■ **Exercise brief**
Give the data below again, word for word.

■ **Excerpts from a figure dataset**

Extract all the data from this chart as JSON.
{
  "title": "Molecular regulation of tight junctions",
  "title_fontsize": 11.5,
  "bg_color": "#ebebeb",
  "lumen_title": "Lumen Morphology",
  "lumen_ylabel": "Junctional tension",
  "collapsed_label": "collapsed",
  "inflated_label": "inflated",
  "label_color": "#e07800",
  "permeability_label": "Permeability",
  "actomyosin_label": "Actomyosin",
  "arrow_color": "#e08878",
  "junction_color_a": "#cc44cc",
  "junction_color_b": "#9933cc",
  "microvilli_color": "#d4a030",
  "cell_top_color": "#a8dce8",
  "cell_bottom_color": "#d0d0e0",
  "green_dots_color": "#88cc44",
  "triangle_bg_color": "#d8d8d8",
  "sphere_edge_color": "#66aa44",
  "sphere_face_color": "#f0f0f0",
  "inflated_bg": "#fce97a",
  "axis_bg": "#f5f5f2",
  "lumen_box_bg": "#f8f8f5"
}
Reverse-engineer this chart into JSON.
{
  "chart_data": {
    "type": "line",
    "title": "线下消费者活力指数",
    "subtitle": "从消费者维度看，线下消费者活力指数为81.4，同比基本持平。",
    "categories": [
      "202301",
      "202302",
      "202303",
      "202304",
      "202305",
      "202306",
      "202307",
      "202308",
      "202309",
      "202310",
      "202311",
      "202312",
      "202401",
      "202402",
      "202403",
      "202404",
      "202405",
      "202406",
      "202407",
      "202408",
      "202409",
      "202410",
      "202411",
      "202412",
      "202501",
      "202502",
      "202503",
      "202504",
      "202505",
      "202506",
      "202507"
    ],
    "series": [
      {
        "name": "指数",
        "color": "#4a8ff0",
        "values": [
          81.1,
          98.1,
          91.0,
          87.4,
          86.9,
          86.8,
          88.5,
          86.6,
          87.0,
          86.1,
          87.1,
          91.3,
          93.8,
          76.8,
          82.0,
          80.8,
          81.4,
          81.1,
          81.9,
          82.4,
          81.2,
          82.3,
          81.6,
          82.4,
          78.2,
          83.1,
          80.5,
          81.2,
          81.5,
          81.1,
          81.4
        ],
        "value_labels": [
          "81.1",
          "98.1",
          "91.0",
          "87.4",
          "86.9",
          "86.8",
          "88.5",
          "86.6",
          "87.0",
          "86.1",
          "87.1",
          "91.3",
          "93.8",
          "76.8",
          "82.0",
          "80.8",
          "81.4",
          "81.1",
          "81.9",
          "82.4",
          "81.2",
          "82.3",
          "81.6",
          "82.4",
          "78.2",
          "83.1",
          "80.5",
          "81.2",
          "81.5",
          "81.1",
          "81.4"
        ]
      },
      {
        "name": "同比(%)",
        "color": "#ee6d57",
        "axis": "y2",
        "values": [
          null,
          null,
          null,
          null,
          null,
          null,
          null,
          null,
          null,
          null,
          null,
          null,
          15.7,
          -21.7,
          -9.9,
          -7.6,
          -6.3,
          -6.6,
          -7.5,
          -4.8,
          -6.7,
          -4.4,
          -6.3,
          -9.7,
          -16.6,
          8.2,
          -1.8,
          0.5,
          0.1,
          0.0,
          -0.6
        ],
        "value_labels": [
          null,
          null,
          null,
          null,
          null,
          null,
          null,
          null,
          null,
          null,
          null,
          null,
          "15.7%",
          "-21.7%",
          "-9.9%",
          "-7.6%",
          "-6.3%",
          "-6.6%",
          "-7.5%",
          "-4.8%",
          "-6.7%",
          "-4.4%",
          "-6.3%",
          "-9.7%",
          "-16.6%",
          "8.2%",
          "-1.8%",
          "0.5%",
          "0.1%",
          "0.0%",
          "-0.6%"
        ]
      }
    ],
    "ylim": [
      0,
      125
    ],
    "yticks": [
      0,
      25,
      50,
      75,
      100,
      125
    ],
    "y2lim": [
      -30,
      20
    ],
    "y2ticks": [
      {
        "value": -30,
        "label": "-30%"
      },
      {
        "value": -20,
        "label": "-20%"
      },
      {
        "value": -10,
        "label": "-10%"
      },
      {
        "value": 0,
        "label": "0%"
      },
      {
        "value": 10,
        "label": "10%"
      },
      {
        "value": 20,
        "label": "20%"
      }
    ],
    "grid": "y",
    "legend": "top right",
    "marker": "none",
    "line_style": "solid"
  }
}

■ **Exercise output**
Extract all the data from this chart as JSON.
{
  "title": "Molecular regulation of tight junctions",
  "title_fontsize": 11.5,
  "bg_color": "#ebebeb",
  "lumen_title": "Lumen Morphology",
  "lumen_ylabel": "Junctional tension",
  "collapsed_label": "collapsed",
  "inflated_label": "inflated",
  "label_color": "#e07800",
  "permeability_label": "Permeability",
  "actomyosin_label": "Actomyosin",
  "arrow_color": "#e08878",
  "junction_color_a": "#cc44cc",
  "junction_color_b": "#9933cc",
  "microvilli_color": "#d4a030",
  "cell_top_color": "#a8dce8",
  "cell_bottom_color": "#d0d0e0",
  "green_dots_color": "#88cc44",
  "triangle_bg_color": "#d8d8d8",
  "sphere_edge_color": "#66aa44",
  "sphere_face_color": "#f0f0f0",
  "inflated_bg": "#fce97a",
  "axis_bg": "#f5f5f2",
  "lumen_box_bg": "#f8f8f5"
}
Reverse-engineer this chart into JSON.
{
  "chart_data": {
    "type": "line",
    "title": "线下消费者活力指数",
    "subtitle": "从消费者维度看，线下消费者活力指数为81.4，同比基本持平。",
    "categories": [
      "202301",
      "202302",
      "202303",
      "202304",
      "202305",
      "202306",
      "202307",
      "202308",
      "202309",
      "202310",
      "202311",
      "202312",
      "202401",
      "202402",
      "202403",
      "202404",
      "202405",
      "202406",
      "202407",
      "202408",
      "202409",
      "202410",
      "202411",
      "202412",
      "202501",
      "202502",
      "202503",
      "202504",
      "202505",
      "202506",
      "202507"
    ],
    "series": [
      {
        "name": "指数",
        "color": "#4a8ff0",
        "values": [
          81.1,
          98.1,
          91.0,
          87.4,
          86.9,
          86.8,
          88.5,
          86.6,
          87.0,
          86.1,
          87.1,
          91.3,
          93.8,
          76.8,
          82.0,
          80.8,
          81.4,
          81.1,
          81.9,
          82.4,
          81.2,
          82.3,
          81.6,
          82.4,
          78.2,
          83.1,
          80.5,
          81.2,
          81.5,
          81.1,
          81.4
        ],
        "value_labels": [
          "81.1",
          "98.1",
          "91.0",
          "87.4",
          "86.9",
          "86.8",
          "88.5",
          "86.6",
          "87.0",
          "86.1",
          "87.1",
          "91.3",
          "93.8",
          "76.8",
          "82.0",
          "80.8",
          "81.4",
          "81.1",
          "81.9",
          "82.4",
          "81.2",
          "82.3",
          "81.6",
          "82.4",
          "78.2",
          "83.1",
          "80.5",
          "81.2",
          "81.5",
          "81.1",
          "81.4"
        ]
      },
      {
        "name": "同比(%)",
        "color": "#ee6d57",
        "axis": "y2",
        "values": [
          null,
          null,
          null,
          null,
          null,
          null,
          null,
          null,
          null,
          null,
          null,
          null,
          15.7,
          -21.7,
          -9.9,
          -7.6,
          -6.3,
          -6.6,
          -7.5,
          -4.8,
          -6.7,
          -4.4,
          -6.3,
          -9.7,
          -16.6,
          8.2,
          -1.8,
          0.5,
          0.1,
          0.0,
          -0.6
        ],
        "value_labels": [
          null,
          null,
          null,
          null,
          null,
          null,
          null,
          null,
          null,
          null,
          null,
          null,
          "15.7%",
          "-21.7%",
          "-9.9%",
          "-7.6%",
          "-6.3%",
          "-6.6%",
          "-7.5%",
          "-4.8%",
          "-6.7%",
          "-4.4%",
          "-6.3%",
          "-9.7%",
          "-16.6%",
          "8.2%",
          "-1.8%",
          "0.5%",
          "0.1%",
          "0.0%",
          "-0.6%"
        ]
      }
    ],
    "ylim": [
      0,
      125
    ],
    "yticks": [
      0,
      25,
      50,
      75,
      100,
      125
    ],
    "y2lim": [
      -30,
      20
    ],
    "y2ticks": [
      {
        "value": -30,
        "label": "-30%"
      },
      {
        "value": -20,
        "label": "-20%"
      },
      {
        "value": -10,
        "label": "-10%"
      },
      {
        "value": 0,
        "label": "0%"
      },
      {
        "value": 10,
        "label": "10%"
      },
      {
        "value": 20,
        "label": "20%"
      }
    ],
    "grid": "y",
    "legend": "top right",
    "marker": "none",
    "line_style": "solid"
  }
}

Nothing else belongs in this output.